◆ **WHAT TO WORK ON**:
Write out, word for word, every line from the one containing "Read out every word on this page." through the last line of the records below, both ends included.

◆ **RECORDS FOR THIS TASK**:
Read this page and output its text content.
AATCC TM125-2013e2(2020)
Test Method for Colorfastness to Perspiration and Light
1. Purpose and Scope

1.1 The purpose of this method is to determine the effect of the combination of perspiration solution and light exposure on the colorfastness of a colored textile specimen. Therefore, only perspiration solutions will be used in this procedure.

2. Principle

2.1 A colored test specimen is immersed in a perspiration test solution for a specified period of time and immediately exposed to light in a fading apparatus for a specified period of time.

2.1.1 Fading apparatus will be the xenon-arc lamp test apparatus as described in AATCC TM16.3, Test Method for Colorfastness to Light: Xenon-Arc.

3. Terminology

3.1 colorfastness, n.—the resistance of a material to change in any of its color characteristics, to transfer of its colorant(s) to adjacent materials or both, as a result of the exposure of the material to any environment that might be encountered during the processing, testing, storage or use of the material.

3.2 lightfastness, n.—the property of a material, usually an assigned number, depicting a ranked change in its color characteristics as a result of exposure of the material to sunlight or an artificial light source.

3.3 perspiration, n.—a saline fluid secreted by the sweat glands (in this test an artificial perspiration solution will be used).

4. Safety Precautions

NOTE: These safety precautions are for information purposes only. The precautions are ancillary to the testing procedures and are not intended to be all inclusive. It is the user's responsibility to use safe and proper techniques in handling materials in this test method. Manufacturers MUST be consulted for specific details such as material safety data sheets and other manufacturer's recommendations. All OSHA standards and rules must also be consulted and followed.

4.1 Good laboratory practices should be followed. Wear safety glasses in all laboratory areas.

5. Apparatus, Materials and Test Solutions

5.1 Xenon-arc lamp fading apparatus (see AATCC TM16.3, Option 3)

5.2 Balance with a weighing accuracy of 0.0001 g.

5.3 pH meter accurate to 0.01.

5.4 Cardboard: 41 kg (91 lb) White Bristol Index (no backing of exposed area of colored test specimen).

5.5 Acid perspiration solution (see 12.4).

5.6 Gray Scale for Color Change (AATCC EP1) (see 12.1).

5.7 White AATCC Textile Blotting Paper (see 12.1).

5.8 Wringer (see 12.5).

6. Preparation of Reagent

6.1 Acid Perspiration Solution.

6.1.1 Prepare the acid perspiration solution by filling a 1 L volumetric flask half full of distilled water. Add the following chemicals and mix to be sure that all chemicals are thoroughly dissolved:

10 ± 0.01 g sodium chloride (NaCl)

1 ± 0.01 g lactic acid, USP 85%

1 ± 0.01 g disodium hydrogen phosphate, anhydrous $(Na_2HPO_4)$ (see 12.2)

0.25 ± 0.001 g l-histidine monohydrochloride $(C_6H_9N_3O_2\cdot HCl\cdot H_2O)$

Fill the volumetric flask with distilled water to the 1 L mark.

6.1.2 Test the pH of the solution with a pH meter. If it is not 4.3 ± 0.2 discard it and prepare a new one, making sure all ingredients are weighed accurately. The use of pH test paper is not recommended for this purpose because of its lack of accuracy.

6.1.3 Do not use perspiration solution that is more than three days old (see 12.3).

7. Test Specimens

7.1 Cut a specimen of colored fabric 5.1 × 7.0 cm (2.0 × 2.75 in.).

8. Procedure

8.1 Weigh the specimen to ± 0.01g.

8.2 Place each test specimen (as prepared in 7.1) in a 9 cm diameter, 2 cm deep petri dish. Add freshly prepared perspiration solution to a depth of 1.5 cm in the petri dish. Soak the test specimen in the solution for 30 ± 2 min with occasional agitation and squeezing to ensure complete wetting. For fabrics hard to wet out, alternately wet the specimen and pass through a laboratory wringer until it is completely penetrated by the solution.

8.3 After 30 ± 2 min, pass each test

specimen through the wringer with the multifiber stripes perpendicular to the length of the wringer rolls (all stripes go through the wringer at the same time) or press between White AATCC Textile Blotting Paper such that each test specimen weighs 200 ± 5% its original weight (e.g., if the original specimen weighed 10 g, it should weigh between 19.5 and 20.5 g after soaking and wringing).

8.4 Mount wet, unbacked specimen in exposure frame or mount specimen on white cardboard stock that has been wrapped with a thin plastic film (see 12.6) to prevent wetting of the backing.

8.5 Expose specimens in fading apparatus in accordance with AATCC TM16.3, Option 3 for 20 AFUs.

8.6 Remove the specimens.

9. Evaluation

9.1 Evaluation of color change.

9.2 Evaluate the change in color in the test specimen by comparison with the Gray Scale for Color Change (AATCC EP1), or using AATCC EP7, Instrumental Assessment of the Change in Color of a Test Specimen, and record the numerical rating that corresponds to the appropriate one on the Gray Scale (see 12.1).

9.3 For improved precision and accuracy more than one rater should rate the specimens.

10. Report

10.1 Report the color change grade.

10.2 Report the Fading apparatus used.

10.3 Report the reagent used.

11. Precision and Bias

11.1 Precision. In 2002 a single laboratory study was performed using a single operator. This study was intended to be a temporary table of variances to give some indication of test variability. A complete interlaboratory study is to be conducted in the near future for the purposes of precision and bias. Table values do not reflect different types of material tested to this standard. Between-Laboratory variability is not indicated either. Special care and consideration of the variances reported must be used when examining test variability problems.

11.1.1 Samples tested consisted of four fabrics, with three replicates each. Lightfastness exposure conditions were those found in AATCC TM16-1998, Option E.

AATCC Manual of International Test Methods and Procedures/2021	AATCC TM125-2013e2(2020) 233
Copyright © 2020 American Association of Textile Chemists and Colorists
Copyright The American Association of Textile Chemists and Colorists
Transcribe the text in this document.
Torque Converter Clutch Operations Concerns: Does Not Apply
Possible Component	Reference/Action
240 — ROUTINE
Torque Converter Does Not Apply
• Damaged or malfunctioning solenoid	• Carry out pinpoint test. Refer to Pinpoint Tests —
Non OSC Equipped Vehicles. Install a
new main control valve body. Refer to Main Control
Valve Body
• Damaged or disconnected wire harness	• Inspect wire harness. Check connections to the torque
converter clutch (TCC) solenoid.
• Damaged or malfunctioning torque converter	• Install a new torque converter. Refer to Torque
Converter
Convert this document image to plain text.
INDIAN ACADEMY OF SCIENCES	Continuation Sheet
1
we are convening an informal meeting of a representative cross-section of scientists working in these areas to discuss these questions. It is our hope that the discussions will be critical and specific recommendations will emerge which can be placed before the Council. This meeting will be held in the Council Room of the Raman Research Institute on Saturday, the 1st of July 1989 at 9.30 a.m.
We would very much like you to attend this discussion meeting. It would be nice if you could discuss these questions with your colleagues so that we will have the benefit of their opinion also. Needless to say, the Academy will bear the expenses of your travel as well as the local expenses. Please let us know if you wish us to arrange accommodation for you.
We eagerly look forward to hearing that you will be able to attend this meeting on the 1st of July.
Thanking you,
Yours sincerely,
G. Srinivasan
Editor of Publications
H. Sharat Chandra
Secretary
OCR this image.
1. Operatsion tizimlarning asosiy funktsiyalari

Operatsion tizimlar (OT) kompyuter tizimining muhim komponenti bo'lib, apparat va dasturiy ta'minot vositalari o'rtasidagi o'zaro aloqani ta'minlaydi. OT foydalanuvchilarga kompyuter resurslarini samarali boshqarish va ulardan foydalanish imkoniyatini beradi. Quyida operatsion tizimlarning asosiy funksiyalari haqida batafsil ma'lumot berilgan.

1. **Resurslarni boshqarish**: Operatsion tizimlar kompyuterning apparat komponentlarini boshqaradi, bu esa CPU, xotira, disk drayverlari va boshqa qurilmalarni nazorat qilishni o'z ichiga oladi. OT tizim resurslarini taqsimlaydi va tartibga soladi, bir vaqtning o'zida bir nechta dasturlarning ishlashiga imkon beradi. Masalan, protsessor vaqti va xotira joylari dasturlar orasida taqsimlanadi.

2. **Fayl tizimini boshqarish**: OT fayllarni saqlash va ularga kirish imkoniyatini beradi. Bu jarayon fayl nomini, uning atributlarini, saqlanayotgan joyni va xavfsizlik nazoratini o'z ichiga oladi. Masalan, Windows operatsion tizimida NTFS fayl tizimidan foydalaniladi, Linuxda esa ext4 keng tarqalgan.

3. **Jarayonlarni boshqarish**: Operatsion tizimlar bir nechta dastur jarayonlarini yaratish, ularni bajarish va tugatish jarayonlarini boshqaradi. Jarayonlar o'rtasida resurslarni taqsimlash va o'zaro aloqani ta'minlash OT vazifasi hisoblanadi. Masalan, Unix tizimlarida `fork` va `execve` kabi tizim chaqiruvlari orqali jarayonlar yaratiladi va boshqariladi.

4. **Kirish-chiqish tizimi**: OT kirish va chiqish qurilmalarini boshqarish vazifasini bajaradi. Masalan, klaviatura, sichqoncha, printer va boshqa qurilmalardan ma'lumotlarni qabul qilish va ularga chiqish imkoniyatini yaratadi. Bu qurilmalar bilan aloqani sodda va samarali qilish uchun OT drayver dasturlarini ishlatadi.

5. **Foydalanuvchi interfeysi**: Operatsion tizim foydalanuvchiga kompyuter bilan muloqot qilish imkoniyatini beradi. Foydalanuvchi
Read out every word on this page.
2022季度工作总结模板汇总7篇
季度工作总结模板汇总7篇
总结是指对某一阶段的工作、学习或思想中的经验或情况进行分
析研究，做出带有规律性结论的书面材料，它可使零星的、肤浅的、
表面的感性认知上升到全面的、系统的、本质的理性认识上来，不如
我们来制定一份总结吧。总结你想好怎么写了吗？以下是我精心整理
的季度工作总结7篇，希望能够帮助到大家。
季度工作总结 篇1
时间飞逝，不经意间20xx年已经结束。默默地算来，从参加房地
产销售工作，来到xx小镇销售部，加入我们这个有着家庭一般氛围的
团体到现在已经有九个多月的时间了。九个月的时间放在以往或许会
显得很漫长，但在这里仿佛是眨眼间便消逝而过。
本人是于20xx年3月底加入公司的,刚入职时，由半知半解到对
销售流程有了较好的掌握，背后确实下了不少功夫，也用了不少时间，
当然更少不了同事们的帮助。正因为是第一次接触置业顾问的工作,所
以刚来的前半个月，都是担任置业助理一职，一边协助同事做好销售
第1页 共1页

◆ **ANSWER BELOW**:
Read out every word on this page.
2022季度工作总结模板汇总7篇
季度工作总结模板汇总7篇
总结是指对某一阶段的工作、学习或思想中的经验或情况进行分
析研究，做出带有规律性结论的书面材料，它可使零星的、肤浅的、
表面的感性认知上升到全面的、系统的、本质的理性认识上来，不如
我们来制定一份总结吧。总结你想好怎么写了吗？以下是我精心整理
的季度工作总结7篇，希望能够帮助到大家。
季度工作总结 篇1
时间飞逝，不经意间20xx年已经结束。默默地算来，从参加房地
产销售工作，来到xx小镇销售部，加入我们这个有着家庭一般氛围的
团体到现在已经有九个多月的时间了。九个月的时间放在以往或许会
显得很漫长，但在这里仿佛是眨眼间便消逝而过。
本人是于20xx年3月底加入公司的,刚入职时，由半知半解到对
销售流程有了较好的掌握，背后确实下了不少功夫，也用了不少时间，
当然更少不了同事们的帮助。正因为是第一次接触置业顾问的工作,所
以刚来的前半个月，都是担任置业助理一职，一边协助同事做好销售
第1页 共1页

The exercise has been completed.